━━━ Supplied data
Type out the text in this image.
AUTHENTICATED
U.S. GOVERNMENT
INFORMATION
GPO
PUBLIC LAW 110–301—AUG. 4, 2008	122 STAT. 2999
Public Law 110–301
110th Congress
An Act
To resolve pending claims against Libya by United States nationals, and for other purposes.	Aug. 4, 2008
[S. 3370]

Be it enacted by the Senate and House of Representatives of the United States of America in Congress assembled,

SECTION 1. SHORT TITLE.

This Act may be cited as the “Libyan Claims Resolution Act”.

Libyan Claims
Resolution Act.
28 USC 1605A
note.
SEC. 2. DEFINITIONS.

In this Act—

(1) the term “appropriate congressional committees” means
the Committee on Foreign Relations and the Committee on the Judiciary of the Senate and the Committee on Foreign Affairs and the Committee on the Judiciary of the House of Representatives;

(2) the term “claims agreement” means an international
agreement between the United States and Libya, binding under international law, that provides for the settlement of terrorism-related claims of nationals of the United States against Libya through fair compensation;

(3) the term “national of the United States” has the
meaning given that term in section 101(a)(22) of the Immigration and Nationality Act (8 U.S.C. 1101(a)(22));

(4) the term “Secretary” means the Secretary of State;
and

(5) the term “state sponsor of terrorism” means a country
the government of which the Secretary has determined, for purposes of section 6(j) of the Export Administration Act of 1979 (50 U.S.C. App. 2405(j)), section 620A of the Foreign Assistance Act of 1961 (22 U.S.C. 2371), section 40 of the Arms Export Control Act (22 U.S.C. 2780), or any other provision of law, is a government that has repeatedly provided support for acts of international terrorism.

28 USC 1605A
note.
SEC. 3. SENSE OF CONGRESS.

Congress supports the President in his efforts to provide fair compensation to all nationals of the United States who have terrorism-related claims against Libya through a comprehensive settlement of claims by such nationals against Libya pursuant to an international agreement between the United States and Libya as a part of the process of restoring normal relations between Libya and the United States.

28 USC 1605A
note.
━━━━━━
◆ Written request ◆
All entries shown above should be printed again exactly.

◆ Exercise output ◆
Type out the text in this image.
AUTHENTICATED
U.S. GOVERNMENT
INFORMATION
GPO
PUBLIC LAW 110–301—AUG. 4, 2008	122 STAT. 2999
Public Law 110–301
110th Congress
An Act
To resolve pending claims against Libya by United States nationals, and for other purposes.	Aug. 4, 2008
[S. 3370]

Be it enacted by the Senate and House of Representatives of the United States of America in Congress assembled,

SECTION 1. SHORT TITLE.

This Act may be cited as the “Libyan Claims Resolution Act”.

Libyan Claims
Resolution Act.
28 USC 1605A
note.
SEC. 2. DEFINITIONS.

In this Act—

(1) the term “appropriate congressional committees” means
the Committee on Foreign Relations and the Committee on the Judiciary of the Senate and the Committee on Foreign Affairs and the Committee on the Judiciary of the House of Representatives;

(2) the term “claims agreement” means an international
agreement between the United States and Libya, binding under international law, that provides for the settlement of terrorism-related claims of nationals of the United States against Libya through fair compensation;

(3) the term “national of the United States” has the
meaning given that term in section 101(a)(22) of the Immigration and Nationality Act (8 U.S.C. 1101(a)(22));

(4) the term “Secretary” means the Secretary of State;
and

(5) the term “state sponsor of terrorism” means a country
the government of which the Secretary has determined, for purposes of section 6(j) of the Export Administration Act of 1979 (50 U.S.C. App. 2405(j)), section 620A of the Foreign Assistance Act of 1961 (22 U.S.C. 2371), section 40 of the Arms Export Control Act (22 U.S.C. 2780), or any other provision of law, is a government that has repeatedly provided support for acts of international terrorism.

28 USC 1605A
note.
SEC. 3. SENSE OF CONGRESS.

Congress supports the President in his efforts to provide fair compensation to all nationals of the United States who have terrorism-related claims against Libya through a comprehensive settlement of claims by such nationals against Libya pursuant to an international agreement between the United States and Libya as a part of the process of restoring normal relations between Libya and the United States.

28 USC 1605A
note.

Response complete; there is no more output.